• _GIVEN RECORDS_:
━━━━━━━━━━━━━━━━━━━━━━━━━━━━━━

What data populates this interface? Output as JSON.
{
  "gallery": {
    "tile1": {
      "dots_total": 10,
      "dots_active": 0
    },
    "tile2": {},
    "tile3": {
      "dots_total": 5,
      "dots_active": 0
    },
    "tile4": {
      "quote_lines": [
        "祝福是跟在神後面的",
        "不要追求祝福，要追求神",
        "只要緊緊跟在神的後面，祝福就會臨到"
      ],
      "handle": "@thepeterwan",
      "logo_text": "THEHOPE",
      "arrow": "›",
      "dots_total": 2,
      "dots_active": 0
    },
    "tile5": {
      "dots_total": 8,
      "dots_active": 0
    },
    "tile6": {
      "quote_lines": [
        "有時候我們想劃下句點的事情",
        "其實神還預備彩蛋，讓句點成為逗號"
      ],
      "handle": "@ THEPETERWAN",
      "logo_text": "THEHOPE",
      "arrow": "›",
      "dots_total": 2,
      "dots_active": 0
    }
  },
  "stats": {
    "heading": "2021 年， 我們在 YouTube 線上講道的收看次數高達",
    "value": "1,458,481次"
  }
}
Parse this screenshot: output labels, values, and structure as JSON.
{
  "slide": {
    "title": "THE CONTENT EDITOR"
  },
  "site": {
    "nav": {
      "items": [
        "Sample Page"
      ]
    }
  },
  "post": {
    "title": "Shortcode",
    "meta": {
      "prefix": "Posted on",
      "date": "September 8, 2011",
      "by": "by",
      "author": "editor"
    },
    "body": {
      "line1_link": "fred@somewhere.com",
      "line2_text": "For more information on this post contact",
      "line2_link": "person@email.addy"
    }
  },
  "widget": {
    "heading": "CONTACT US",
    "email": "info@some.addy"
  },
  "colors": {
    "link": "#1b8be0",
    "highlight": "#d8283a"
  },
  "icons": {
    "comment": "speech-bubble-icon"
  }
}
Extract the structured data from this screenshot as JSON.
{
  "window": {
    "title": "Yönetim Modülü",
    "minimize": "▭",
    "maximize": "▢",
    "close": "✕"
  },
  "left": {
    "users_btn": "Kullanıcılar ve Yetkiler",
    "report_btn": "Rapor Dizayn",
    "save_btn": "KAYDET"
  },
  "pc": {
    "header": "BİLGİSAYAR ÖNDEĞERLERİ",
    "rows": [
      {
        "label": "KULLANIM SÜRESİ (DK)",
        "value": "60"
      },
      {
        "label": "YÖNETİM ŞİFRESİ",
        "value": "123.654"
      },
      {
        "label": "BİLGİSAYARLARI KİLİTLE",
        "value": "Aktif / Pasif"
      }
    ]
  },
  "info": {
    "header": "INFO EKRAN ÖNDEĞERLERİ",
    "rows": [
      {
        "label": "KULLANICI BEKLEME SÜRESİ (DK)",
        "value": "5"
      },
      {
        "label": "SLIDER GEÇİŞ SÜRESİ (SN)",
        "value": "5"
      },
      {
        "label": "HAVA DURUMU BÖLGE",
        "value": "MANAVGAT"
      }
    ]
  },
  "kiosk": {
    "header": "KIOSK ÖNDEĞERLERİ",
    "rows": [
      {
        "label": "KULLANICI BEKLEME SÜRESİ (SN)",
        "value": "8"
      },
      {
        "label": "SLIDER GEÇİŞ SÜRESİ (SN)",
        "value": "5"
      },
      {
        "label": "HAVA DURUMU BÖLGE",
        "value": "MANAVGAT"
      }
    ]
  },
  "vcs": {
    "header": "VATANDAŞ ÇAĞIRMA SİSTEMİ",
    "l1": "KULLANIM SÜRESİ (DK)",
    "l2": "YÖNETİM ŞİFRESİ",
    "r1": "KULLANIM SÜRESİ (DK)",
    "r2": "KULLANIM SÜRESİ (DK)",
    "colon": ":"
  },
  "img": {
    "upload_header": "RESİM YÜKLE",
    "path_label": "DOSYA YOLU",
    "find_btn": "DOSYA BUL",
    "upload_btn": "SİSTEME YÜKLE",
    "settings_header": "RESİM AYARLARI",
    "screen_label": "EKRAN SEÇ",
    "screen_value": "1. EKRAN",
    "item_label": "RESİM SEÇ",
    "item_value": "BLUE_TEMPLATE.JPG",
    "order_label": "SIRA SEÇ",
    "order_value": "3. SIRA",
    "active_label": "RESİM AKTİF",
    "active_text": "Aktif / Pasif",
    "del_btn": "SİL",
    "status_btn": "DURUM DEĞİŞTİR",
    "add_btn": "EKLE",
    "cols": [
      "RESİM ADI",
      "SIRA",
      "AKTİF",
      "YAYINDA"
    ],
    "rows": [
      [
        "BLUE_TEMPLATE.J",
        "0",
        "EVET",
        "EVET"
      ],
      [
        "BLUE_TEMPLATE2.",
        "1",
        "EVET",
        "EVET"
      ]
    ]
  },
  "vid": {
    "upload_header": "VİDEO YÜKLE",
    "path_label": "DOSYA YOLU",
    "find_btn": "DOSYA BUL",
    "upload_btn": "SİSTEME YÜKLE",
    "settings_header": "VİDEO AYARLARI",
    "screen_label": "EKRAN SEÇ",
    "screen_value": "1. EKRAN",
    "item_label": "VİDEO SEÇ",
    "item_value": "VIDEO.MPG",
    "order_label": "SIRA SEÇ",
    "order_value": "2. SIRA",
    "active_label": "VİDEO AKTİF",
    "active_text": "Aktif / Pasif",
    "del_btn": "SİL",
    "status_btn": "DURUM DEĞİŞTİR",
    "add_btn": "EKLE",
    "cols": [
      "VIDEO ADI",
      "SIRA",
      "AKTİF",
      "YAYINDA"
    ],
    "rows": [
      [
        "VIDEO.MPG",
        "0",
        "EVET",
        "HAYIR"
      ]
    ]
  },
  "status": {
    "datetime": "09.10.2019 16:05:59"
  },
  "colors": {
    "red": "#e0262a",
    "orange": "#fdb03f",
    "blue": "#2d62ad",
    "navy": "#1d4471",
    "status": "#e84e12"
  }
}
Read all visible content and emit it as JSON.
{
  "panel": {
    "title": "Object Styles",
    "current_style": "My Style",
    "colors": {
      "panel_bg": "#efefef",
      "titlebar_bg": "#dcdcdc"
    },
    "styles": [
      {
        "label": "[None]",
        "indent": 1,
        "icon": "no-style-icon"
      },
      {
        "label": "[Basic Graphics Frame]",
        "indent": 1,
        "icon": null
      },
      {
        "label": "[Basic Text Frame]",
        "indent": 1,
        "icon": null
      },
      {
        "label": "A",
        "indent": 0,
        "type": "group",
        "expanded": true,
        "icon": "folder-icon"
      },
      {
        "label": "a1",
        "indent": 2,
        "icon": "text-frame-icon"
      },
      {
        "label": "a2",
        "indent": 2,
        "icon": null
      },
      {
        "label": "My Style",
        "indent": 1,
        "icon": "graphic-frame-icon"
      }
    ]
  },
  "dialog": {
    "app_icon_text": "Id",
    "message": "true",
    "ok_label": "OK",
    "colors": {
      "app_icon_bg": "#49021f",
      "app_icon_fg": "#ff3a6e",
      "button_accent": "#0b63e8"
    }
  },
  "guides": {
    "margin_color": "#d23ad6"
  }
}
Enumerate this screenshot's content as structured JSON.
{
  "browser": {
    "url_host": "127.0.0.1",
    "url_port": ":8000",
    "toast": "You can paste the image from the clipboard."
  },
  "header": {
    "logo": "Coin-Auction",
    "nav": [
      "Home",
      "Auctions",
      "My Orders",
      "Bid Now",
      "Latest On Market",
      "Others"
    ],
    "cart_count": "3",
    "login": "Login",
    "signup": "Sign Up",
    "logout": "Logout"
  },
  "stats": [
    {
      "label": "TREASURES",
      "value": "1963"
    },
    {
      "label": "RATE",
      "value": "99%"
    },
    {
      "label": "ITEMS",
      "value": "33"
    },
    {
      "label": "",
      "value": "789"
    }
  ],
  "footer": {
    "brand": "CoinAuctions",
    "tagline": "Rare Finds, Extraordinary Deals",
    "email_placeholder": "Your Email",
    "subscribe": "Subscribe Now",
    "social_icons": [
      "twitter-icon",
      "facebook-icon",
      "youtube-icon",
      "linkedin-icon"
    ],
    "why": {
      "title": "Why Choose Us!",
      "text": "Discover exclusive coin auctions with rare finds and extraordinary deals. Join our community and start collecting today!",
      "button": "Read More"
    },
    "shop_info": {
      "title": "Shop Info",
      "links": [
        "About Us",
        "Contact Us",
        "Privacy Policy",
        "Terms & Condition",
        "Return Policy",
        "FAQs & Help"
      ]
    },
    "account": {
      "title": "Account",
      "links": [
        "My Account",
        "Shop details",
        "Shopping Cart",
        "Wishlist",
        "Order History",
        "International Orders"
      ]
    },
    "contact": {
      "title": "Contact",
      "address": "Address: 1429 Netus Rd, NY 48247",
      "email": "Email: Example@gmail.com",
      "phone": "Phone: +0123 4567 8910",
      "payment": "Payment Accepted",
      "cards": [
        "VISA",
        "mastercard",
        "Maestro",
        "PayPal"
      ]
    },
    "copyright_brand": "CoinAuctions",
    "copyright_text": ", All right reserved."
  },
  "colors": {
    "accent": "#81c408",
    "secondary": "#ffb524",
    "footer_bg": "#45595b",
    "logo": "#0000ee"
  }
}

━━━━━━━━━━━━━━━━━━━━━━━━━━━━━━

• _WHAT IS NEEDED_:
Work out how many lines above contain the word "AKTİF". Give only the number.

• _RESULT BELOW_:
4